• _Provided entries_:
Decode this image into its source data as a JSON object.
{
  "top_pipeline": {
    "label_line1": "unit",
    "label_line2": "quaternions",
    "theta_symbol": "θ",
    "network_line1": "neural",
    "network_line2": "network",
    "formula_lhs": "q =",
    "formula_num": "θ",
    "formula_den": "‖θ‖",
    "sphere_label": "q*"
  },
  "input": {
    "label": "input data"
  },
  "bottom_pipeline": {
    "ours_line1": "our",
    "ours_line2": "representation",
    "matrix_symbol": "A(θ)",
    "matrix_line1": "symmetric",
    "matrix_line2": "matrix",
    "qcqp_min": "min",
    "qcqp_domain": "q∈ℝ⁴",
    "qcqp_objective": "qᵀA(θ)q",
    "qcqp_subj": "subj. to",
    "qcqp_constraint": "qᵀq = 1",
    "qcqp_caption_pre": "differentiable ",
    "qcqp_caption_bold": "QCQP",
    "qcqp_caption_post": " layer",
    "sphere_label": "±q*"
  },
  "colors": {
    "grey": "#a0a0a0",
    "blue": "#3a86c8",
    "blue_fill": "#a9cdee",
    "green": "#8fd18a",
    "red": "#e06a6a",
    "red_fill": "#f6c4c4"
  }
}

• _Objective_:
Write out every entry again exactly, please, with nothing missing.

• _Completed exercise_:
Decode this image into its source data as a JSON object.
{
  "top_pipeline": {
    "label_line1": "unit",
    "label_line2": "quaternions",
    "theta_symbol": "θ",
    "network_line1": "neural",
    "network_line2": "network",
    "formula_lhs": "q =",
    "formula_num": "θ",
    "formula_den": "‖θ‖",
    "sphere_label": "q*"
  },
  "input": {
    "label": "input data"
  },
  "bottom_pipeline": {
    "ours_line1": "our",
    "ours_line2": "representation",
    "matrix_symbol": "A(θ)",
    "matrix_line1": "symmetric",
    "matrix_line2": "matrix",
    "qcqp_min": "min",
    "qcqp_domain": "q∈ℝ⁴",
    "qcqp_objective": "qᵀA(θ)q",
    "qcqp_subj": "subj. to",
    "qcqp_constraint": "qᵀq = 1",
    "qcqp_caption_pre": "differentiable ",
    "qcqp_caption_bold": "QCQP",
    "qcqp_caption_post": " layer",
    "sphere_label": "±q*"
  },
  "colors": {
    "grey": "#a0a0a0",
    "blue": "#3a86c8",
    "blue_fill": "#a9cdee",
    "green": "#8fd18a",
    "red": "#e06a6a",
    "red_fill": "#f6c4c4"
  }
}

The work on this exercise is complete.